(Dataset items)
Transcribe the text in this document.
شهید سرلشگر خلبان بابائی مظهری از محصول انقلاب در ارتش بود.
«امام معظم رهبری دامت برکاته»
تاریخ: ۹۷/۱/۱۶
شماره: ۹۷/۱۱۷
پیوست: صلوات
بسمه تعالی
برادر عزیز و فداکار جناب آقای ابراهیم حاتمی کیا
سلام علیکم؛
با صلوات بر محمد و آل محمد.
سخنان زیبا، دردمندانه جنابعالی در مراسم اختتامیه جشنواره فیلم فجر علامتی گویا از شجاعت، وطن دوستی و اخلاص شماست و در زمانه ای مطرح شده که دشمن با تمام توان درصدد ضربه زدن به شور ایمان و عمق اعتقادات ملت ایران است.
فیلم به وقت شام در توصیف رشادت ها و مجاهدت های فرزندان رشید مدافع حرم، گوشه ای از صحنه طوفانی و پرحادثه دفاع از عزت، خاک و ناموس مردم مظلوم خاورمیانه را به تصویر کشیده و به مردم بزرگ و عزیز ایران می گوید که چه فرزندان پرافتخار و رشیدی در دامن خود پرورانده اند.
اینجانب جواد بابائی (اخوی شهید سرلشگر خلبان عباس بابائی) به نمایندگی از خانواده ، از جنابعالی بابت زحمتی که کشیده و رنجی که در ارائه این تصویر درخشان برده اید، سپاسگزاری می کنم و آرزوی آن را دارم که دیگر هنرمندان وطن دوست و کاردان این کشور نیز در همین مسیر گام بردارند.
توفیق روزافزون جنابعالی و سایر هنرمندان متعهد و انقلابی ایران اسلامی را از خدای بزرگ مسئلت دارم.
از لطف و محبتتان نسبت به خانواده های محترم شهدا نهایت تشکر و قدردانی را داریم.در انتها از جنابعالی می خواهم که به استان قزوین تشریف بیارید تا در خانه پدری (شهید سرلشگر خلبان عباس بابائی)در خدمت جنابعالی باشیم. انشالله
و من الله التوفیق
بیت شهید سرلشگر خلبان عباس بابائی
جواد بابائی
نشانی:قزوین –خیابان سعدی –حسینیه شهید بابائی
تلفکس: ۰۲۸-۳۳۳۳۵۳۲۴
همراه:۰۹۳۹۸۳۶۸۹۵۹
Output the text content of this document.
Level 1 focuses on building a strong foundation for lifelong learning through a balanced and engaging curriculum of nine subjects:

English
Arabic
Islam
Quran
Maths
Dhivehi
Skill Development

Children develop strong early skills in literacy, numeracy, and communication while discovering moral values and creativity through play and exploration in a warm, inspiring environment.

Stated task: Find how many lines in the records contain the string "جواد", then give the number alone.

Result of this task: 2